## begin Given information

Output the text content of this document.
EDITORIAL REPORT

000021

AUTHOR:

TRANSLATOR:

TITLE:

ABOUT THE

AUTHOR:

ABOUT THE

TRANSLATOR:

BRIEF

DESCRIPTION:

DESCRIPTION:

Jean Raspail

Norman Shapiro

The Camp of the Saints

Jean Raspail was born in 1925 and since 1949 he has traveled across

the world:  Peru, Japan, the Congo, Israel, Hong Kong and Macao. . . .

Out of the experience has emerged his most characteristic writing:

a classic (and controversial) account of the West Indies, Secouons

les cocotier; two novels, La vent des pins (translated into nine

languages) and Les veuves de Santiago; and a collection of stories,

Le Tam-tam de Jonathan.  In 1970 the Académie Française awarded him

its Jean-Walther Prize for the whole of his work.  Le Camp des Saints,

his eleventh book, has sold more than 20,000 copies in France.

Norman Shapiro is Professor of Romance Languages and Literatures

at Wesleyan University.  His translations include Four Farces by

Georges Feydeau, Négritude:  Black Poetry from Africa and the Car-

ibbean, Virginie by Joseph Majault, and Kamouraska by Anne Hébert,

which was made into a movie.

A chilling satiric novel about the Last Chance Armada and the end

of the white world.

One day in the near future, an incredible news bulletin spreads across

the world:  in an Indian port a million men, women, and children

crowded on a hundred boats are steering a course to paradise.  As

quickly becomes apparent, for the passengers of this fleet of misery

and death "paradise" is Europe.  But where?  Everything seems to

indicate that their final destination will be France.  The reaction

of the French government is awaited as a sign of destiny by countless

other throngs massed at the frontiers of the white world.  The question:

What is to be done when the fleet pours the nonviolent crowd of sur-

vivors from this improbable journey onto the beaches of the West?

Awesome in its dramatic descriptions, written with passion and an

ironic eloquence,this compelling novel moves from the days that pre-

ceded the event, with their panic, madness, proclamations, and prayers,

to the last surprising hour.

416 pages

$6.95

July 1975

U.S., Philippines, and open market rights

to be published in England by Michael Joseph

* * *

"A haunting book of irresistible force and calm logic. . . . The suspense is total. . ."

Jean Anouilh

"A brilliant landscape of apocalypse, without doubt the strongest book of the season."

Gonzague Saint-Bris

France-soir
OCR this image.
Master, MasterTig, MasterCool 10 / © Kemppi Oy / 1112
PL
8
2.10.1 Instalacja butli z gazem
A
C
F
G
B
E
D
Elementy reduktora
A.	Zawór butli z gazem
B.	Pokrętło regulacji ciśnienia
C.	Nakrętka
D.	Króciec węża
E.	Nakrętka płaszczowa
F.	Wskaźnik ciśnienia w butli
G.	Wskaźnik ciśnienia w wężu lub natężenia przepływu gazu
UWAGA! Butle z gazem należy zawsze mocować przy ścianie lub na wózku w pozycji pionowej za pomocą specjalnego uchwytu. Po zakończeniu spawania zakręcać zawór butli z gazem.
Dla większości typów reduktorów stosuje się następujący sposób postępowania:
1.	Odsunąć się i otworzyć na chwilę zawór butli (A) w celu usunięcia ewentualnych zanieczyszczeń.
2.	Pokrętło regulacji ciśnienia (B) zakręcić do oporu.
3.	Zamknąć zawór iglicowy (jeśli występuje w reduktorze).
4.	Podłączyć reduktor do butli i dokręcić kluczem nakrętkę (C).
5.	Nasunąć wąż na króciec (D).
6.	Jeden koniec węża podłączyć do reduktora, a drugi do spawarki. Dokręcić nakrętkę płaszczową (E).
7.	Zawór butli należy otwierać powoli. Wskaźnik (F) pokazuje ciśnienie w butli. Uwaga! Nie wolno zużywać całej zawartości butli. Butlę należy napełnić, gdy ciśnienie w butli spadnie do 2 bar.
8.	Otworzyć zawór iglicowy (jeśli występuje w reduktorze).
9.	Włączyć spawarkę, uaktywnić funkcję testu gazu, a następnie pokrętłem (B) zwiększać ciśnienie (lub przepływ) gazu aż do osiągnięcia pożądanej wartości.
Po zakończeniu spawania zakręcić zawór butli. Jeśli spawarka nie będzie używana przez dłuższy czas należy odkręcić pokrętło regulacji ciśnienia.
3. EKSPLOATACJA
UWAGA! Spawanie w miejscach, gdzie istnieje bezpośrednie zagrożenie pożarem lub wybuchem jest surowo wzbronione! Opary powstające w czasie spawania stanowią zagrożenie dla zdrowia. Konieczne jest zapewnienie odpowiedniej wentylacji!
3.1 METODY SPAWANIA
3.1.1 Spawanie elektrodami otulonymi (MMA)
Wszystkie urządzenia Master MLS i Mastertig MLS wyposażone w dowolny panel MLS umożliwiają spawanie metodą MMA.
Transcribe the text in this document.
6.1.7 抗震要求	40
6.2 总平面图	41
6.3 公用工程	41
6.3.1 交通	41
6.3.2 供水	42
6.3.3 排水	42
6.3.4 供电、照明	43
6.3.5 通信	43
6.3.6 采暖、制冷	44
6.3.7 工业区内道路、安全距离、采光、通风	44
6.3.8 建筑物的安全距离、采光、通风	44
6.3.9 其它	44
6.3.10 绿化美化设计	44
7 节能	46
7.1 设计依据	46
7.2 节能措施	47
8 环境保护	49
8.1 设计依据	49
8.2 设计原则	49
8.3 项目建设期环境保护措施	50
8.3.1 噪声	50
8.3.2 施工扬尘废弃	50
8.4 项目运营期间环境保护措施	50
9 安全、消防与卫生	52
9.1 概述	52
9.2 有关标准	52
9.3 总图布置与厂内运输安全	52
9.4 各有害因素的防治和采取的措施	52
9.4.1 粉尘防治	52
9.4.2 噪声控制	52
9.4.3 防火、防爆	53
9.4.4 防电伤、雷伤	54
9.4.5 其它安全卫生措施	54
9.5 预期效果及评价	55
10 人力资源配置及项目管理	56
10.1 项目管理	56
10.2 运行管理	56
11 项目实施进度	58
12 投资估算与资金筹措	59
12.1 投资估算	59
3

## end Given information

→ What this task involves: Where a line in the material contains "nakrętkę", copy that line.

→ Solution for this exercise:
4.	Podłączyć reduktor do butli i dokręcić kluczem nakrętkę (C).
6.	Jeden koniec węża podłączyć do reduktora, a drugi do spawarki. Dokręcić nakrętkę płaszczową (E).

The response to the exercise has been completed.